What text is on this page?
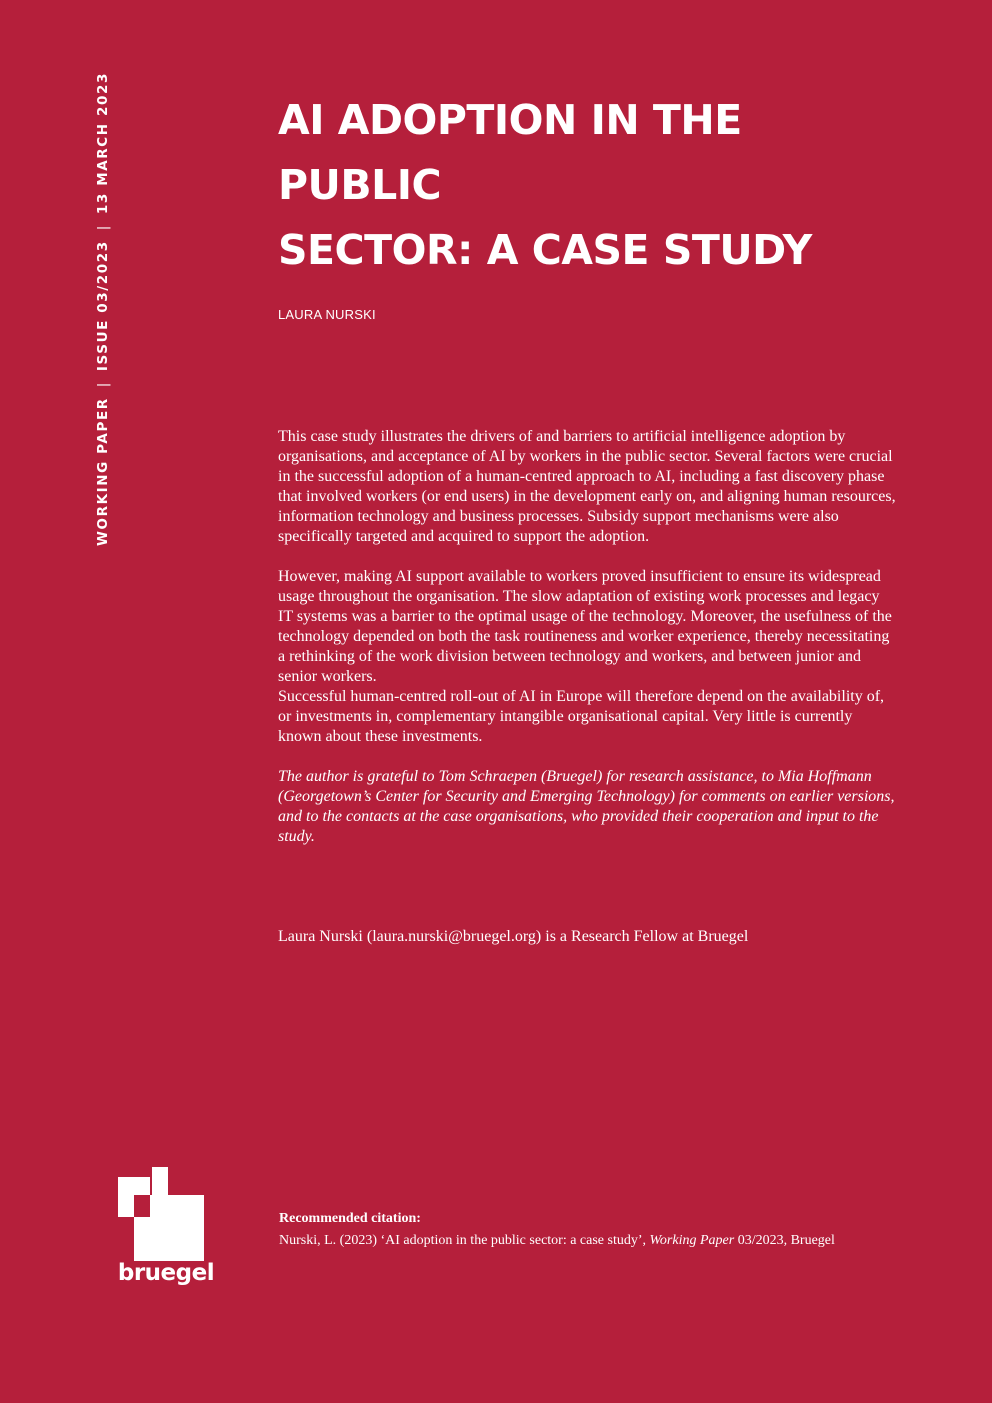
WORKING PAPER|ISSUE 03/2023|13 MARCH 2023	AI ADOPTION IN THE PUBLIC
SECTOR: A CASE STUDY
LAURA NURSKI

This case study illustrates the drivers of and barriers to artificial intelligence adoption by organisations, and acceptance of AI by workers in the public sector. Several factors were crucial in the successful adoption of a human-centred approach to AI, including a fast discovery phase that involved workers (or end users) in the development early on, and aligning human resources, information technology and business processes. Subsidy support mechanisms were also specifically targeted and acquired to support the adoption.

However, making AI support available to workers proved insufficient to ensure its widespread usage throughout the organisation. The slow adaptation of existing work processes and legacy IT systems was a barrier to the optimal usage of the technology. Moreover, the usefulness of the technology depended on both the task routineness and worker experience, thereby necessitating a rethinking of the work division between technology and workers, and between junior and senior workers.

Successful human-centred roll-out of AI in Europe will therefore depend on the availability of, or investments in, complementary intangible organisational capital. Very little is currently known about these investments.

The author is grateful to Tom Schraepen (Bruegel) for research assistance, to Mia Hoffmann (Georgetown’s Center for Security and Emerging Technology) for comments on earlier versions, and to the contacts at the case organisations, who provided their cooperation and input to the study.

Laura Nurski (laura.nurski@bruegel.org) is a Research Fellow at Bruegel
bruegel
Recommended citation:
Nurski, L. (2023) ‘AI adoption in the public sector: a case study’, Working Paper 03/2023, Bruegel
= = =
[GOAL] All records must be output exactly as they are, except for the pictures, which are left out.

[SOLUTION]
What text is on this page?
WORKING PAPER|ISSUE 03/2023|13 MARCH 2023	AI ADOPTION IN THE PUBLIC
SECTOR: A CASE STUDY
LAURA NURSKI

This case study illustrates the drivers of and barriers to artificial intelligence adoption by organisations, and acceptance of AI by workers in the public sector. Several factors were crucial in the successful adoption of a human-centred approach to AI, including a fast discovery phase that involved workers (or end users) in the development early on, and aligning human resources, information technology and business processes. Subsidy support mechanisms were also specifically targeted and acquired to support the adoption.

However, making AI support available to workers proved insufficient to ensure its widespread usage throughout the organisation. The slow adaptation of existing work processes and legacy IT systems was a barrier to the optimal usage of the technology. Moreover, the usefulness of the technology depended on both the task routineness and worker experience, thereby necessitating a rethinking of the work division between technology and workers, and between junior and senior workers.

Successful human-centred roll-out of AI in Europe will therefore depend on the availability of, or investments in, complementary intangible organisational capital. Very little is currently known about these investments.

The author is grateful to Tom Schraepen (Bruegel) for research assistance, to Mia Hoffmann (Georgetown’s Center for Security and Emerging Technology) for comments on earlier versions, and to the contacts at the case organisations, who provided their cooperation and input to the study.

Laura Nurski (laura.nurski@bruegel.org) is a Research Fellow at Bruegel
bruegel
Recommended citation:
Nurski, L. (2023) ‘AI adoption in the public sector: a case study’, Working Paper 03/2023, Bruegel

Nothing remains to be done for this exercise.